***** Records
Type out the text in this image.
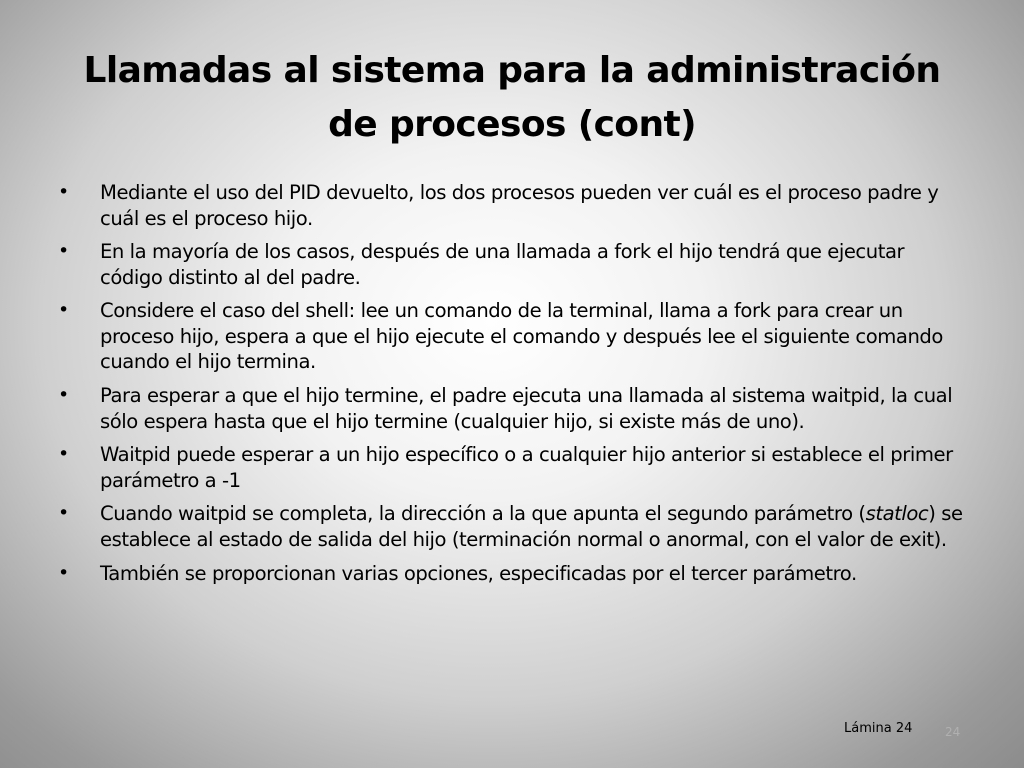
Llamadas al sistema para la administración de procesos (cont)
•	Mediante el uso del PID devuelto, los dos procesos pueden ver cuál es el proceso padre y cuál es el proceso hijo.
•	En la mayoría de los casos, después de una llamada a fork el hijo tendrá que ejecutar código distinto al del padre.
•	Considere el caso del shell: lee un comando de la terminal, llama a fork para crear un proceso hijo, espera a que el hijo ejecute el comando y después lee el siguiente comando cuando el hijo termina.
•	Para esperar a que el hijo termine, el padre ejecuta una llamada al sistema waitpid, la cual sólo espera hasta que el hijo termine (cualquier hijo, si existe más de uno).
•	Waitpid puede esperar a un hijo específico o a cualquier hijo anterior si establece el primer parámetro a -1
•	Cuando waitpid se completa, la dirección a la que apunta el segundo parámetro (statloc) se establece al estado de salida del hijo (terminación normal o anormal, con el valor de exit).
•	También se proporcionan varias opciones, especificadas por el tercer parámetro.
Lámina 24	24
**********
* **What the task asks**: Find the lines holding "padre" and list every one.

* **Exercise result**:
•	Mediante el uso del PID devuelto, los dos procesos pueden ver cuál es el proceso padre y cuál es el proceso hijo.
•	En la mayoría de los casos, después de una llamada a fork el hijo tendrá que ejecutar código distinto al del padre.
•	Para esperar a que el hijo termine, el padre ejecuta una llamada al sistema waitpid, la cual sólo espera hasta que el hijo termine (cualquier hijo, si existe más de uno).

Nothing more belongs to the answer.